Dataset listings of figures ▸
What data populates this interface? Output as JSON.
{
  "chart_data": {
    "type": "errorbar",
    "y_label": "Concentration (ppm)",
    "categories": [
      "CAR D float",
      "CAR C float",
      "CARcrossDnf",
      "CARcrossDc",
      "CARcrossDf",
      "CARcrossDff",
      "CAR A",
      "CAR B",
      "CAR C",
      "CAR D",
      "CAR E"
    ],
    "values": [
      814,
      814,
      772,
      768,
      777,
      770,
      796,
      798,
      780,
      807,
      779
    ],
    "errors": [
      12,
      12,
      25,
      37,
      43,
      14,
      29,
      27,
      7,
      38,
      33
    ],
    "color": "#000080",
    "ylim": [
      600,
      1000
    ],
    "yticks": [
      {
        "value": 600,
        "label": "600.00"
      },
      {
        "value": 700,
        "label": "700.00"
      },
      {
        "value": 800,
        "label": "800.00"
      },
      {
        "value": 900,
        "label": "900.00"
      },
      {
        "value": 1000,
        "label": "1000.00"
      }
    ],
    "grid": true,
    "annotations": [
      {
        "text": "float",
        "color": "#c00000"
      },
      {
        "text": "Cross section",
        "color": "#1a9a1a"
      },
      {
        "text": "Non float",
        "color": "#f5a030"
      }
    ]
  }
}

Problem description ▸
Print the listing above in full, exactly as it is.

Answer to this problem ▸
What data populates this interface? Output as JSON.
{
  "chart_data": {
    "type": "errorbar",
    "y_label": "Concentration (ppm)",
    "categories": [
      "CAR D float",
      "CAR C float",
      "CARcrossDnf",
      "CARcrossDc",
      "CARcrossDf",
      "CARcrossDff",
      "CAR A",
      "CAR B",
      "CAR C",
      "CAR D",
      "CAR E"
    ],
    "values": [
      814,
      814,
      772,
      768,
      777,
      770,
      796,
      798,
      780,
      807,
      779
    ],
    "errors": [
      12,
      12,
      25,
      37,
      43,
      14,
      29,
      27,
      7,
      38,
      33
    ],
    "color": "#000080",
    "ylim": [
      600,
      1000
    ],
    "yticks": [
      {
        "value": 600,
        "label": "600.00"
      },
      {
        "value": 700,
        "label": "700.00"
      },
      {
        "value": 800,
        "label": "800.00"
      },
      {
        "value": 900,
        "label": "900.00"
      },
      {
        "value": 1000,
        "label": "1000.00"
      }
    ],
    "grid": true,
    "annotations": [
      {
        "text": "float",
        "color": "#c00000"
      },
      {
        "text": "Cross section",
        "color": "#1a9a1a"
      },
      {
        "text": "Non float",
        "color": "#f5a030"
      }
    ]
  }
}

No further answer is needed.